Begin Information given
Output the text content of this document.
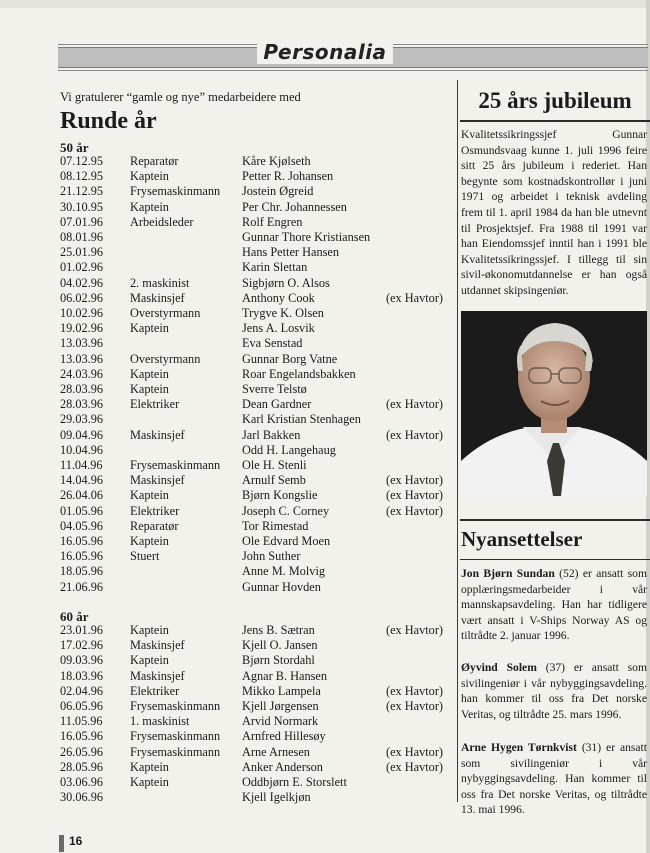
Personalia
Vi gratulerer “gamle og nye” medarbeidere med
Runde år
50 år
07.12.95 Reparatør	Kåre Kjølseth
08.12.95 Kaptein	Petter R. Johansen
21.12.95 Frysemaskinmann Jostein Øgreid
30.10.95 Kaptein	Per Chr. Johannessen
07.01.96 Arbeidsleder	Rolf Engren
08.01.96	Gunnar Thore Kristiansen
25.01.96	Hans Petter Hansen
01.02.96	Karin Slettan
04.02.96 2. maskinist	Sigbjørn O. Alsos
06.02.96 Maskinsjef	Anthony Cook	(ex Havtor)
10.02.96 Overstyrmann	Trygve K. Olsen
19.02.96 Kaptein	Jens A. Losvik
13.03.96	Eva Senstad
13.03.96 Overstyrmann	Gunnar Borg Vatne
24.03.96 Kaptein	Roar Engelandsbakken
28.03.96 Kaptein	Sverre Telstø
28.03.96 Elektriker	Dean Gardner	(ex Havtor)
29.03.96	Karl Kristian Stenhagen
09.04.96 Maskinsjef	Jarl Bakken	(ex Havtor)
10.04.96	Odd H. Langehaug
11.04.96 Frysemaskinmann Ole H. Stenli
14.04.96 Maskinsjef	Arnulf Semb	(ex Havtor)
26.04.06 Kaptein	Bjørn Kongslie	(ex Havtor)
01.05.96 Elektriker	Joseph C. Corney	(ex Havtor)
04.05.96 Reparatør	Tor Rimestad
16.05.96 Kaptein	Ole Edvard Moen
16.05.96 Stuert	John Suther
18.05.96	Anne M. Molvig
21.06.96	Gunnar Hovden
60 år
23.01.96 Kaptein	Jens B. Sætran	(ex Havtor)
17.02.96 Maskinsjef	Kjell O. Jansen
09.03.96 Kaptein	Bjørn Stordahl
18.03.96 Maskinsjef	Agnar B. Hansen
02.04.96 Elektriker	Mikko Lampela	(ex Havtor)
06.05.96 Frysemaskinmann Kjell Jørgensen	(ex Havtor)
11.05.96 1. maskinist	Arvid Normark
16.05.96 Frysemaskinmann Arnfred Hillesøy
26.05.96 Frysemaskinmann Arne Arnesen	(ex Havtor)
28.05.96 Kaptein	Anker Anderson	(ex Havtor)
03.06.96 Kaptein	Oddbjørn E. Storslett
30.06.96	Kjell Igelkjøn
25 års jubileum
Kvalitetssikringssjef Gunnar Osmundsvaag kunne 1. juli 1996 feire sitt 25 års jubileum i rederiet. Han begynte som kostnadskontrollør i juni 1971 og arbeidet i teknisk avdeling frem til 1. april 1984 da han ble utnevnt til Prosjektsjef. Fra 1988 til 1991 var han Eiendomssjef inntil han i 1991 ble Kvalitetssikringssjef. I tillegg til sin sivil-økonomutdannelse er han også utdannet skipsingeniør.
Nyansettelser
Jon Bjørn Sundan (52) er ansatt som opplæringsmedarbeider i vår mannskapsavdeling. Han har tidligere vært ansatt i V-Ships Norway AS og tiltrådte 2. januar 1996.
Øyvind Solem (37) er ansatt som sivilingeniør i vår nybyggingsavdeling. han kommer til oss fra Det norske Veritas, og tiltrådte 25. mars 1996.
Arne Hygen Tørnkvist (31) er ansatt som sivilingeniør i vår nybyggingsavdeling. Han kommer til oss fra Det norske Veritas, og tiltrådte 13. mai 1996.
16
End Information given
Short task
Each line of the data should be quoted exactly, with pictures left out.

Reply to the task
Output the text content of this document.
Personalia
Vi gratulerer “gamle og nye” medarbeidere med
Runde år
50 år
07.12.95 Reparatør	Kåre Kjølseth
08.12.95 Kaptein	Petter R. Johansen
21.12.95 Frysemaskinmann Jostein Øgreid
30.10.95 Kaptein	Per Chr. Johannessen
07.01.96 Arbeidsleder	Rolf Engren
08.01.96	Gunnar Thore Kristiansen
25.01.96	Hans Petter Hansen
01.02.96	Karin Slettan
04.02.96 2. maskinist	Sigbjørn O. Alsos
06.02.96 Maskinsjef	Anthony Cook	(ex Havtor)
10.02.96 Overstyrmann	Trygve K. Olsen
19.02.96 Kaptein	Jens A. Losvik
13.03.96	Eva Senstad
13.03.96 Overstyrmann	Gunnar Borg Vatne
24.03.96 Kaptein	Roar Engelandsbakken
28.03.96 Kaptein	Sverre Telstø
28.03.96 Elektriker	Dean Gardner	(ex Havtor)
29.03.96	Karl Kristian Stenhagen
09.04.96 Maskinsjef	Jarl Bakken	(ex Havtor)
10.04.96	Odd H. Langehaug
11.04.96 Frysemaskinmann Ole H. Stenli
14.04.96 Maskinsjef	Arnulf Semb	(ex Havtor)
26.04.06 Kaptein	Bjørn Kongslie	(ex Havtor)
01.05.96 Elektriker	Joseph C. Corney	(ex Havtor)
04.05.96 Reparatør	Tor Rimestad
16.05.96 Kaptein	Ole Edvard Moen
16.05.96 Stuert	John Suther
18.05.96	Anne M. Molvig
21.06.96	Gunnar Hovden
60 år
23.01.96 Kaptein	Jens B. Sætran	(ex Havtor)
17.02.96 Maskinsjef	Kjell O. Jansen
09.03.96 Kaptein	Bjørn Stordahl
18.03.96 Maskinsjef	Agnar B. Hansen
02.04.96 Elektriker	Mikko Lampela	(ex Havtor)
06.05.96 Frysemaskinmann Kjell Jørgensen	(ex Havtor)
11.05.96 1. maskinist	Arvid Normark
16.05.96 Frysemaskinmann Arnfred Hillesøy
26.05.96 Frysemaskinmann Arne Arnesen	(ex Havtor)
28.05.96 Kaptein	Anker Anderson	(ex Havtor)
03.06.96 Kaptein	Oddbjørn E. Storslett
30.06.96	Kjell Igelkjøn
25 års jubileum
Kvalitetssikringssjef Gunnar Osmundsvaag kunne 1. juli 1996 feire sitt 25 års jubileum i rederiet. Han begynte som kostnadskontrollør i juni 1971 og arbeidet i teknisk avdeling frem til 1. april 1984 da han ble utnevnt til Prosjektsjef. Fra 1988 til 1991 var han Eiendomssjef inntil han i 1991 ble Kvalitetssikringssjef. I tillegg til sin sivil-økonomutdannelse er han også utdannet skipsingeniør.
Nyansettelser
Jon Bjørn Sundan (52) er ansatt som opplæringsmedarbeider i vår mannskapsavdeling. Han har tidligere vært ansatt i V-Ships Norway AS og tiltrådte 2. januar 1996.
Øyvind Solem (37) er ansatt som sivilingeniør i vår nybyggingsavdeling. han kommer til oss fra Det norske Veritas, og tiltrådte 25. mars 1996.
Arne Hygen Tørnkvist (31) er ansatt som sivilingeniør i vår nybyggingsavdeling. Han kommer til oss fra Det norske Veritas, og tiltrådte 13. mai 1996.
16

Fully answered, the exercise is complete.